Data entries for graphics

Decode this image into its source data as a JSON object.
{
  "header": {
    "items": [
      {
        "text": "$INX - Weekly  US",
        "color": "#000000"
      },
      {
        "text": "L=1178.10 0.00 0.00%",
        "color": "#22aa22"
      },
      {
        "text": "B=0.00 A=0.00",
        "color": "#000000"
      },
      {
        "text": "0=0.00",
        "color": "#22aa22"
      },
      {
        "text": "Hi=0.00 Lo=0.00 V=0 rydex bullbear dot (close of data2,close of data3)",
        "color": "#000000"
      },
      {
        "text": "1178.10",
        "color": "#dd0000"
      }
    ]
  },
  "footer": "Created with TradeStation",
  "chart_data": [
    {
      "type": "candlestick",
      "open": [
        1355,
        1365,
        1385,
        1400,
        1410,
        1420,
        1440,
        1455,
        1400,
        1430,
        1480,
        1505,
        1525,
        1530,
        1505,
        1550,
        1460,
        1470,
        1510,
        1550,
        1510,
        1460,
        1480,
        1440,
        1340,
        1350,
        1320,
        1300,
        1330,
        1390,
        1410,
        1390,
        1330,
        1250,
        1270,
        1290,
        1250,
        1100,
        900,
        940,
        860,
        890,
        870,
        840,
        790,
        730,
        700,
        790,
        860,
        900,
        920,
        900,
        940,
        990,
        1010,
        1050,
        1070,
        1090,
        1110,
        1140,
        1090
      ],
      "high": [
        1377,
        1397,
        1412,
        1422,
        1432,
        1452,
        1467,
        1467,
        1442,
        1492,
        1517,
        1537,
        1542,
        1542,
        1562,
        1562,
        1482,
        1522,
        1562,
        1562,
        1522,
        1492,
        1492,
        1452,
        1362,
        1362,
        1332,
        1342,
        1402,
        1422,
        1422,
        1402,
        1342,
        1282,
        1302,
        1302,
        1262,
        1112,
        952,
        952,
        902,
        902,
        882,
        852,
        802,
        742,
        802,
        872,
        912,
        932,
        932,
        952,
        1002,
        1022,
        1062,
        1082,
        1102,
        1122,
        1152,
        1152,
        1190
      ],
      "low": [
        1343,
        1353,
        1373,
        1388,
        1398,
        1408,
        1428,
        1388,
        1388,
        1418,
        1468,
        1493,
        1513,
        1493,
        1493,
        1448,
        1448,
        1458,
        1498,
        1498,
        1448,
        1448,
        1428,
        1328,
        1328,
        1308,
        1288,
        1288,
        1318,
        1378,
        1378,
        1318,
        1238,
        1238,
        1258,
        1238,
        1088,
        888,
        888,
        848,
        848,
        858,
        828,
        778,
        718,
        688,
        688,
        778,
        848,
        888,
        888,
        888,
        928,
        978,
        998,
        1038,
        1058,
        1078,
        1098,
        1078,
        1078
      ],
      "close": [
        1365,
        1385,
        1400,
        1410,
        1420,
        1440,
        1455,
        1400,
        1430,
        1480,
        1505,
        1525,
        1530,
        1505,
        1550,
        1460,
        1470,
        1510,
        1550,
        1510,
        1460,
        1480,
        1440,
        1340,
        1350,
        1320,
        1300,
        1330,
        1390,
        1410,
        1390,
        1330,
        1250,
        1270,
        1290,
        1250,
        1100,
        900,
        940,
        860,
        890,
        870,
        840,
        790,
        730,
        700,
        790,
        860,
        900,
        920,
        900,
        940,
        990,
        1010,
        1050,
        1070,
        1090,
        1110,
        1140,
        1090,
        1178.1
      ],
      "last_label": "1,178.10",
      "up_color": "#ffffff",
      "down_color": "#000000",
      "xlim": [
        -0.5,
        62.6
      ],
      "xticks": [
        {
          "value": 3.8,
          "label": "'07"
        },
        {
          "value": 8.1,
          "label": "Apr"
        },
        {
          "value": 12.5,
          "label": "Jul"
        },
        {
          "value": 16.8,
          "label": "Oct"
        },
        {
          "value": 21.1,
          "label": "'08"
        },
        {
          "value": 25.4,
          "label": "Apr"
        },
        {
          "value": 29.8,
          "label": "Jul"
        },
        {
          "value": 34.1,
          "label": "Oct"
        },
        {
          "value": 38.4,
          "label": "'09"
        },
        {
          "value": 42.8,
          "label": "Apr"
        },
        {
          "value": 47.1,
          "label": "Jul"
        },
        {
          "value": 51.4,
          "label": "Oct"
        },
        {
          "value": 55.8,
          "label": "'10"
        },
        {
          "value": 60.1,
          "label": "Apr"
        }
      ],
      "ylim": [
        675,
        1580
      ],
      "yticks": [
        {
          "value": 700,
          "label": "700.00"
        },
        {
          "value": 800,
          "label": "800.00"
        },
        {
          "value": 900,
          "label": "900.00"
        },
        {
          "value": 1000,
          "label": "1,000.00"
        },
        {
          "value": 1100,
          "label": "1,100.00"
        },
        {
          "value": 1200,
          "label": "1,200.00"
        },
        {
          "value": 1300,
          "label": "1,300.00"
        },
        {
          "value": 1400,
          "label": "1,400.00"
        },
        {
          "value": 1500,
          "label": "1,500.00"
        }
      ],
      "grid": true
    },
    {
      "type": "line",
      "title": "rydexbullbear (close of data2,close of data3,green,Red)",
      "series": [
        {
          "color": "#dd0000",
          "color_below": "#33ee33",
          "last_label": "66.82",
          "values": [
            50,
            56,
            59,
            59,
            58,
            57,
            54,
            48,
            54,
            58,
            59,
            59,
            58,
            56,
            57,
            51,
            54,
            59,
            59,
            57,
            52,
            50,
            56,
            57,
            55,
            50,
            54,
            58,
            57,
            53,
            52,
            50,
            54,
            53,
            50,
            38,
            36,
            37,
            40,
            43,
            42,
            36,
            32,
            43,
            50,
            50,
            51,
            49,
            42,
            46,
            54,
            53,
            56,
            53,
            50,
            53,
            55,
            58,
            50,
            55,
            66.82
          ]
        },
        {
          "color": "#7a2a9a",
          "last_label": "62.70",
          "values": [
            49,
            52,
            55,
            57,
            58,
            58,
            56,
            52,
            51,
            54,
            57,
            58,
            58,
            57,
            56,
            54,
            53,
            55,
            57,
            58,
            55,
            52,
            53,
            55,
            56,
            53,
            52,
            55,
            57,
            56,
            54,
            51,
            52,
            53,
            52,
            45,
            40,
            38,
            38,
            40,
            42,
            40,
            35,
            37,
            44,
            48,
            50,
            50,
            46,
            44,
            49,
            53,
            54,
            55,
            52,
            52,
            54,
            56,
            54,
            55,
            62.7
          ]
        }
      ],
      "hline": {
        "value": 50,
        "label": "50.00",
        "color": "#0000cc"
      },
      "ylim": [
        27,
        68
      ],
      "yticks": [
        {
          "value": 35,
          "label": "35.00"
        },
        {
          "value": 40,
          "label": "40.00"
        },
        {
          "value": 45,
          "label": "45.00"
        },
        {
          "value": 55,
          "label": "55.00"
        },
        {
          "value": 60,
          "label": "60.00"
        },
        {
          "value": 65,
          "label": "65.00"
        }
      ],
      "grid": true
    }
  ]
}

- REQUEST
Set down every line of the listing above again, exactly as given.

- TASK OUTPUT
Decode this image into its source data as a JSON object.
{
  "header": {
    "items": [
      {
        "text": "$INX - Weekly  US",
        "color": "#000000"
      },
      {
        "text": "L=1178.10 0.00 0.00%",
        "color": "#22aa22"
      },
      {
        "text": "B=0.00 A=0.00",
        "color": "#000000"
      },
      {
        "text": "0=0.00",
        "color": "#22aa22"
      },
      {
        "text": "Hi=0.00 Lo=0.00 V=0 rydex bullbear dot (close of data2,close of data3)",
        "color": "#000000"
      },
      {
        "text": "1178.10",
        "color": "#dd0000"
      }
    ]
  },
  "footer": "Created with TradeStation",
  "chart_data": [
    {
      "type": "candlestick",
      "open": [
        1355,
        1365,
        1385,
        1400,
        1410,
        1420,
        1440,
        1455,
        1400,
        1430,
        1480,
        1505,
        1525,
        1530,
        1505,
        1550,
        1460,
        1470,
        1510,
        1550,
        1510,
        1460,
        1480,
        1440,
        1340,
        1350,
        1320,
        1300,
        1330,
        1390,
        1410,
        1390,
        1330,
        1250,
        1270,
        1290,
        1250,
        1100,
        900,
        940,
        860,
        890,
        870,
        840,
        790,
        730,
        700,
        790,
        860,
        900,
        920,
        900,
        940,
        990,
        1010,
        1050,
        1070,
        1090,
        1110,
        1140,
        1090
      ],
      "high": [
        1377,
        1397,
        1412,
        1422,
        1432,
        1452,
        1467,
        1467,
        1442,
        1492,
        1517,
        1537,
        1542,
        1542,
        1562,
        1562,
        1482,
        1522,
        1562,
        1562,
        1522,
        1492,
        1492,
        1452,
        1362,
        1362,
        1332,
        1342,
        1402,
        1422,
        1422,
        1402,
        1342,
        1282,
        1302,
        1302,
        1262,
        1112,
        952,
        952,
        902,
        902,
        882,
        852,
        802,
        742,
        802,
        872,
        912,
        932,
        932,
        952,
        1002,
        1022,
        1062,
        1082,
        1102,
        1122,
        1152,
        1152,
        1190
      ],
      "low": [
        1343,
        1353,
        1373,
        1388,
        1398,
        1408,
        1428,
        1388,
        1388,
        1418,
        1468,
        1493,
        1513,
        1493,
        1493,
        1448,
        1448,
        1458,
        1498,
        1498,
        1448,
        1448,
        1428,
        1328,
        1328,
        1308,
        1288,
        1288,
        1318,
        1378,
        1378,
        1318,
        1238,
        1238,
        1258,
        1238,
        1088,
        888,
        888,
        848,
        848,
        858,
        828,
        778,
        718,
        688,
        688,
        778,
        848,
        888,
        888,
        888,
        928,
        978,
        998,
        1038,
        1058,
        1078,
        1098,
        1078,
        1078
      ],
      "close": [
        1365,
        1385,
        1400,
        1410,
        1420,
        1440,
        1455,
        1400,
        1430,
        1480,
        1505,
        1525,
        1530,
        1505,
        1550,
        1460,
        1470,
        1510,
        1550,
        1510,
        1460,
        1480,
        1440,
        1340,
        1350,
        1320,
        1300,
        1330,
        1390,
        1410,
        1390,
        1330,
        1250,
        1270,
        1290,
        1250,
        1100,
        900,
        940,
        860,
        890,
        870,
        840,
        790,
        730,
        700,
        790,
        860,
        900,
        920,
        900,
        940,
        990,
        1010,
        1050,
        1070,
        1090,
        1110,
        1140,
        1090,
        1178.1
      ],
      "last_label": "1,178.10",
      "up_color": "#ffffff",
      "down_color": "#000000",
      "xlim": [
        -0.5,
        62.6
      ],
      "xticks": [
        {
          "value": 3.8,
          "label": "'07"
        },
        {
          "value": 8.1,
          "label": "Apr"
        },
        {
          "value": 12.5,
          "label": "Jul"
        },
        {
          "value": 16.8,
          "label": "Oct"
        },
        {
          "value": 21.1,
          "label": "'08"
        },
        {
          "value": 25.4,
          "label": "Apr"
        },
        {
          "value": 29.8,
          "label": "Jul"
        },
        {
          "value": 34.1,
          "label": "Oct"
        },
        {
          "value": 38.4,
          "label": "'09"
        },
        {
          "value": 42.8,
          "label": "Apr"
        },
        {
          "value": 47.1,
          "label": "Jul"
        },
        {
          "value": 51.4,
          "label": "Oct"
        },
        {
          "value": 55.8,
          "label": "'10"
        },
        {
          "value": 60.1,
          "label": "Apr"
        }
      ],
      "ylim": [
        675,
        1580
      ],
      "yticks": [
        {
          "value": 700,
          "label": "700.00"
        },
        {
          "value": 800,
          "label": "800.00"
        },
        {
          "value": 900,
          "label": "900.00"
        },
        {
          "value": 1000,
          "label": "1,000.00"
        },
        {
          "value": 1100,
          "label": "1,100.00"
        },
        {
          "value": 1200,
          "label": "1,200.00"
        },
        {
          "value": 1300,
          "label": "1,300.00"
        },
        {
          "value": 1400,
          "label": "1,400.00"
        },
        {
          "value": 1500,
          "label": "1,500.00"
        }
      ],
      "grid": true
    },
    {
      "type": "line",
      "title": "rydexbullbear (close of data2,close of data3,green,Red)",
      "series": [
        {
          "color": "#dd0000",
          "color_below": "#33ee33",
          "last_label": "66.82",
          "values": [
            50,
            56,
            59,
            59,
            58,
            57,
            54,
            48,
            54,
            58,
            59,
            59,
            58,
            56,
            57,
            51,
            54,
            59,
            59,
            57,
            52,
            50,
            56,
            57,
            55,
            50,
            54,
            58,
            57,
            53,
            52,
            50,
            54,
            53,
            50,
            38,
            36,
            37,
            40,
            43,
            42,
            36,
            32,
            43,
            50,
            50,
            51,
            49,
            42,
            46,
            54,
            53,
            56,
            53,
            50,
            53,
            55,
            58,
            50,
            55,
            66.82
          ]
        },
        {
          "color": "#7a2a9a",
          "last_label": "62.70",
          "values": [
            49,
            52,
            55,
            57,
            58,
            58,
            56,
            52,
            51,
            54,
            57,
            58,
            58,
            57,
            56,
            54,
            53,
            55,
            57,
            58,
            55,
            52,
            53,
            55,
            56,
            53,
            52,
            55,
            57,
            56,
            54,
            51,
            52,
            53,
            52,
            45,
            40,
            38,
            38,
            40,
            42,
            40,
            35,
            37,
            44,
            48,
            50,
            50,
            46,
            44,
            49,
            53,
            54,
            55,
            52,
            52,
            54,
            56,
            54,
            55,
            62.7
          ]
        }
      ],
      "hline": {
        "value": 50,
        "label": "50.00",
        "color": "#0000cc"
      },
      "ylim": [
        27,
        68
      ],
      "yticks": [
        {
          "value": 35,
          "label": "35.00"
        },
        {
          "value": 40,
          "label": "40.00"
        },
        {
          "value": 45,
          "label": "45.00"
        },
        {
          "value": 55,
          "label": "55.00"
        },
        {
          "value": 60,
          "label": "60.00"
        },
        {
          "value": 65,
          "label": "65.00"
        }
      ],
      "grid": true
    }
  ]
}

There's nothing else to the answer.